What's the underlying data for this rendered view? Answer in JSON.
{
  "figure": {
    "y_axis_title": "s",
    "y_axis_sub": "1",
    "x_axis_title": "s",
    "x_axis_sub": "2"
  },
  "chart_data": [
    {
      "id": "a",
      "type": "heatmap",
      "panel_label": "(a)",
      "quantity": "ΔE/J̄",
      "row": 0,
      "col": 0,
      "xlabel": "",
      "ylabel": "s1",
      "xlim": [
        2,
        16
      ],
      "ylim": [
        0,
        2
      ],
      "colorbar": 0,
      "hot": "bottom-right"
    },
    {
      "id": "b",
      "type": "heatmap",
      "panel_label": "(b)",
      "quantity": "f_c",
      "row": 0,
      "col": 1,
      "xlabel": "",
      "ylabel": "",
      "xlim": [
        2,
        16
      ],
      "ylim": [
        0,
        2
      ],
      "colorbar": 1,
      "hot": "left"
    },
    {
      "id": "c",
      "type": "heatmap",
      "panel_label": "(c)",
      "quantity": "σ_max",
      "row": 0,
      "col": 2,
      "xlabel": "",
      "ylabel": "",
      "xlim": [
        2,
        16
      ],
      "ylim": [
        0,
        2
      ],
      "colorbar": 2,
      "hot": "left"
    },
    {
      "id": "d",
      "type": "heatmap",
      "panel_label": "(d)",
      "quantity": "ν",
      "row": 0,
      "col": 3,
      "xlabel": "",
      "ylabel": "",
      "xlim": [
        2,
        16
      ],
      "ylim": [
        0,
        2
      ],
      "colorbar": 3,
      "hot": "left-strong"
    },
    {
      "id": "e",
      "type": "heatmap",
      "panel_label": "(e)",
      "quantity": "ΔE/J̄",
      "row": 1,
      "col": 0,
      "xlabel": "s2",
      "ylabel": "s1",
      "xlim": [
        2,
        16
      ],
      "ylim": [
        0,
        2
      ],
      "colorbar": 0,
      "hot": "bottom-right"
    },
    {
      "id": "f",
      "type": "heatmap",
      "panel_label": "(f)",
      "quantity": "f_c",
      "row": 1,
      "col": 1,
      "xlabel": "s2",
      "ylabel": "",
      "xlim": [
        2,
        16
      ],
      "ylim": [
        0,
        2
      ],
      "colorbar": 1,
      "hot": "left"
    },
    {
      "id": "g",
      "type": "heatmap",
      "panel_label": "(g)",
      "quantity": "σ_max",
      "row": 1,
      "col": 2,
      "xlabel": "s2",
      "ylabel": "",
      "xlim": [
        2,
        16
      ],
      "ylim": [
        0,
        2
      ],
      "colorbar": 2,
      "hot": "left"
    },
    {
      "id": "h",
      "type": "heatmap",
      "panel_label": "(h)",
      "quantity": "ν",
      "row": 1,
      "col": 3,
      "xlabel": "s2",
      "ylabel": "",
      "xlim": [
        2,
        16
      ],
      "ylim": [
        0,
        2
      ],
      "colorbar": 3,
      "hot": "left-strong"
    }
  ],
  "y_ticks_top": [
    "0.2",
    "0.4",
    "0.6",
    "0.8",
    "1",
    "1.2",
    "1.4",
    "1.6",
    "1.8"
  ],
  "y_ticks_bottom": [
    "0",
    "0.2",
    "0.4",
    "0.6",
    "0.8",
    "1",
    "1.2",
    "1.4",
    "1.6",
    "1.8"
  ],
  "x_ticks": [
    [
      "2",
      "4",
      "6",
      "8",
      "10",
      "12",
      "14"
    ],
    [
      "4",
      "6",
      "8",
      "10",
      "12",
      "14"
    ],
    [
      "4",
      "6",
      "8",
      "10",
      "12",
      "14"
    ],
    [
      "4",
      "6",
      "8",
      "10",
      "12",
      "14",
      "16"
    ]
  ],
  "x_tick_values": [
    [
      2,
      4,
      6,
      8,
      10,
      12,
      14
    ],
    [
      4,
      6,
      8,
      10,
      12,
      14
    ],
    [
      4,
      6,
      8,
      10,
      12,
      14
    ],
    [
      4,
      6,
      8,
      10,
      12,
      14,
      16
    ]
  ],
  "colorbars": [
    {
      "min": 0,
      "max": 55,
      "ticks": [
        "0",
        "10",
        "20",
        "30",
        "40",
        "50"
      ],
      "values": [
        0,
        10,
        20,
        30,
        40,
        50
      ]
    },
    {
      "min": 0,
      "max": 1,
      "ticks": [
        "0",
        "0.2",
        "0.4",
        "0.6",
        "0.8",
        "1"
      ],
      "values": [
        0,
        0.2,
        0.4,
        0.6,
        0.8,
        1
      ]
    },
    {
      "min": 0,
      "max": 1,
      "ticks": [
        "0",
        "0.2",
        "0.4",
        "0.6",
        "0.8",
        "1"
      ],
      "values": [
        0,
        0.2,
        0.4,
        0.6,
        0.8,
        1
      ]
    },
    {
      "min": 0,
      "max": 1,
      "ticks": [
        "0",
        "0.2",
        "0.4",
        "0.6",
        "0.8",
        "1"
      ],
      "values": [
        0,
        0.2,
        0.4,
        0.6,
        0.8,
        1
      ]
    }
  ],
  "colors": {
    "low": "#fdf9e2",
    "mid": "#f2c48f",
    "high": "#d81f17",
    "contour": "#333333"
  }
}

──────────────────────────────

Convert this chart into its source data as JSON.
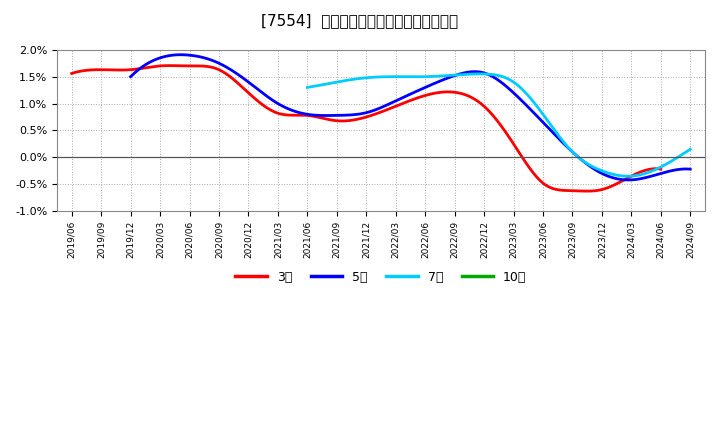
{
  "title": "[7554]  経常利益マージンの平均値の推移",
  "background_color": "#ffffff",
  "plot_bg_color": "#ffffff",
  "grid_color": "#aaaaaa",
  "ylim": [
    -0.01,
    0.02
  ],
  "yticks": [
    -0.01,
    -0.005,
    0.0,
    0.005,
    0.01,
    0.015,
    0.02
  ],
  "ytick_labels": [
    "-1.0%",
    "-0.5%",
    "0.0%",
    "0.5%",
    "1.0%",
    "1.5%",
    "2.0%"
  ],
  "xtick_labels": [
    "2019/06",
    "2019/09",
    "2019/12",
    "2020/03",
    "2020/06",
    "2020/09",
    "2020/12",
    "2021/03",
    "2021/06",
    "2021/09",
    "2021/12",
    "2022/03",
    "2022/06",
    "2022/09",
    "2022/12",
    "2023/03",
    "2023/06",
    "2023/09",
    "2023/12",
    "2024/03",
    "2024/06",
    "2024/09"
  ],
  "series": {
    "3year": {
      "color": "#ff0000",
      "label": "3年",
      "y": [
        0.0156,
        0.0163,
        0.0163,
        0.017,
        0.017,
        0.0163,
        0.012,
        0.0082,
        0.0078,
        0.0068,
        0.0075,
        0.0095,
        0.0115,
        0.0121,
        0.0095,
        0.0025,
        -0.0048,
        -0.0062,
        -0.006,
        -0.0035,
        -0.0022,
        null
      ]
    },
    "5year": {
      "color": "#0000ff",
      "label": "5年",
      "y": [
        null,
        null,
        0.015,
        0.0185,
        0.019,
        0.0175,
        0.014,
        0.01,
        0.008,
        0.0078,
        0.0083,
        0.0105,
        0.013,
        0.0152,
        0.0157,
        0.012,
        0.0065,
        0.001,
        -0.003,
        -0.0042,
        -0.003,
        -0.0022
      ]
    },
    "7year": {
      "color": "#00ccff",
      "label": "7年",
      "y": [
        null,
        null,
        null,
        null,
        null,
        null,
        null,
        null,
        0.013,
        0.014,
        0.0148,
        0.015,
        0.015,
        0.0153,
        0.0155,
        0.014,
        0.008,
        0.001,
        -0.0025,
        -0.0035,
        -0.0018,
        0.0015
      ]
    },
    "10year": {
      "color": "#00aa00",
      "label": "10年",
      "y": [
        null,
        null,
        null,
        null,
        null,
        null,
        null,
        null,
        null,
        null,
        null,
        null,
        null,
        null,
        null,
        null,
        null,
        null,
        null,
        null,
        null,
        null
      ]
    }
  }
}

──────────────────────────────

Prompt: Filter the entries and copy out every line with the word "this".

Completed exercise:
What's the underlying data for this rendered view? Answer in JSON.
Convert this chart into its source data as JSON.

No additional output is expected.